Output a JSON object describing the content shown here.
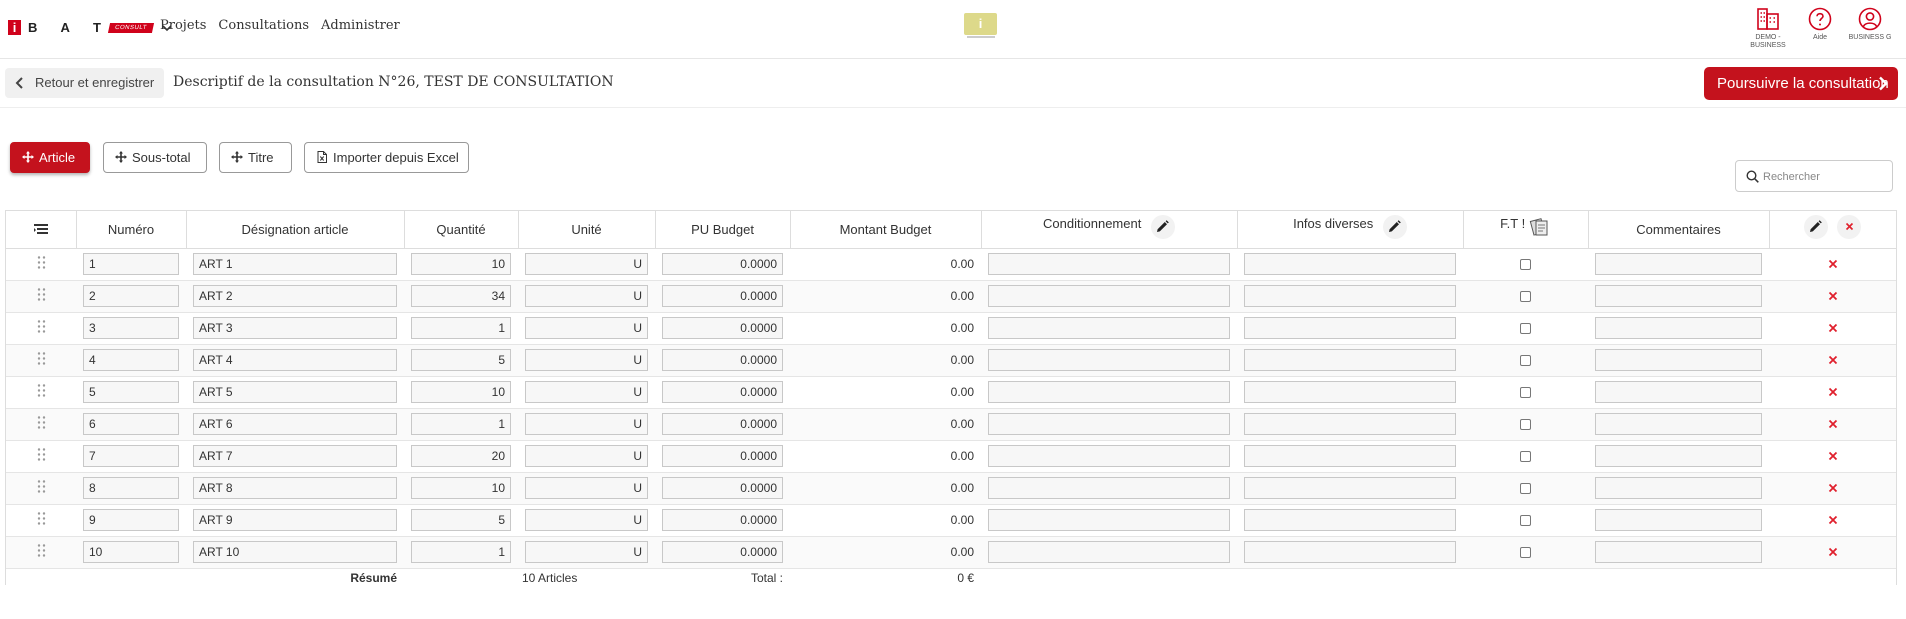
{
  "header": {
    "logo_letter": "i",
    "logo_text": "B A T",
    "logo_tag": "CONSULT",
    "nav": [
      "Projets",
      "Consultations",
      "Administrer"
    ],
    "center_badge": "i",
    "right": [
      {
        "icon": "building-icon",
        "label": "DEMO - BUSINESS"
      },
      {
        "icon": "help-icon",
        "label": "Aide"
      },
      {
        "icon": "user-icon",
        "label": "BUSINESS G"
      }
    ]
  },
  "titlebar": {
    "back_label": "Retour et enregistrer",
    "title": "Descriptif de la consultation N°26, TEST DE CONSULTATION",
    "continue_label": "Poursuivre la consultation"
  },
  "toolbar": {
    "article": "Article",
    "subtotal": "Sous-total",
    "titre": "Titre",
    "import": "Importer depuis Excel",
    "search_placeholder": "Rechercher"
  },
  "table": {
    "columns": {
      "numero": "Numéro",
      "designation": "Désignation article",
      "quantite": "Quantité",
      "unite": "Unité",
      "pu": "PU Budget",
      "montant": "Montant Budget",
      "conditionnement": "Conditionnement",
      "infos": "Infos diverses",
      "ft": "F.T !",
      "commentaires": "Commentaires"
    },
    "rows": [
      {
        "num": "1",
        "designation": "ART 1",
        "qty": "10",
        "unit": "U",
        "pu": "0.0000",
        "montant": "0.00"
      },
      {
        "num": "2",
        "designation": "ART 2",
        "qty": "34",
        "unit": "U",
        "pu": "0.0000",
        "montant": "0.00"
      },
      {
        "num": "3",
        "designation": "ART 3",
        "qty": "1",
        "unit": "U",
        "pu": "0.0000",
        "montant": "0.00"
      },
      {
        "num": "4",
        "designation": "ART 4",
        "qty": "5",
        "unit": "U",
        "pu": "0.0000",
        "montant": "0.00"
      },
      {
        "num": "5",
        "designation": "ART 5",
        "qty": "10",
        "unit": "U",
        "pu": "0.0000",
        "montant": "0.00"
      },
      {
        "num": "6",
        "designation": "ART 6",
        "qty": "1",
        "unit": "U",
        "pu": "0.0000",
        "montant": "0.00"
      },
      {
        "num": "7",
        "designation": "ART 7",
        "qty": "20",
        "unit": "U",
        "pu": "0.0000",
        "montant": "0.00"
      },
      {
        "num": "8",
        "designation": "ART 8",
        "qty": "10",
        "unit": "U",
        "pu": "0.0000",
        "montant": "0.00"
      },
      {
        "num": "9",
        "designation": "ART 9",
        "qty": "5",
        "unit": "U",
        "pu": "0.0000",
        "montant": "0.00"
      },
      {
        "num": "10",
        "designation": "ART 10",
        "qty": "1",
        "unit": "U",
        "pu": "0.0000",
        "montant": "0.00"
      }
    ],
    "summary": {
      "label": "Résumé",
      "count": "10 Articles",
      "total_label": "Total :",
      "total_value": "0 €"
    }
  },
  "colors": {
    "brand_red": "#c4121d",
    "delete_red": "#e0202d"
  }
}
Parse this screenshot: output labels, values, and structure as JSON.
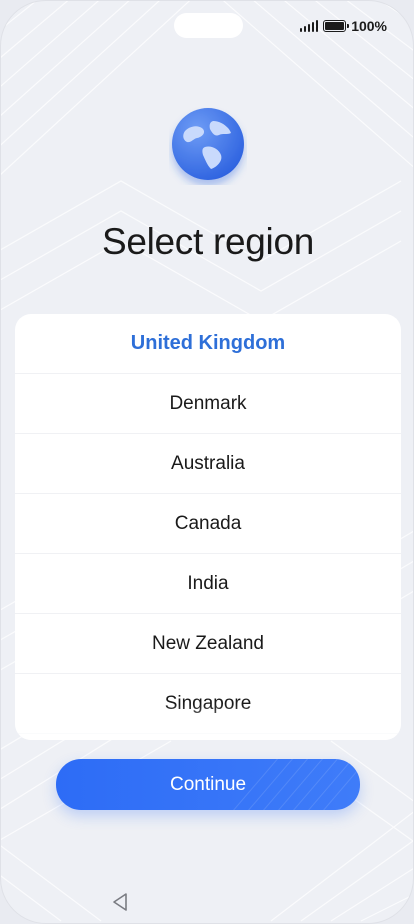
{
  "status_bar": {
    "battery_text": "100%",
    "signal_icon": "signal-icon",
    "battery_icon": "battery-icon"
  },
  "header": {
    "icon": "globe-icon",
    "title": "Select region"
  },
  "region_list": {
    "selected": "United Kingdom",
    "items": [
      "United Kingdom",
      "Denmark",
      "Australia",
      "Canada",
      "India",
      "New Zealand",
      "Singapore"
    ]
  },
  "actions": {
    "continue_label": "Continue"
  },
  "nav": {
    "back_icon": "back-triangle-icon"
  },
  "colors": {
    "accent": "#2e6fd8",
    "button": "#2d6cf6",
    "background": "#eef0f5"
  }
}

====

Set exercise: List every line in the records above that contains the word "United".

Problem solution:
    "selected": "United Kingdom",
      "United Kingdom",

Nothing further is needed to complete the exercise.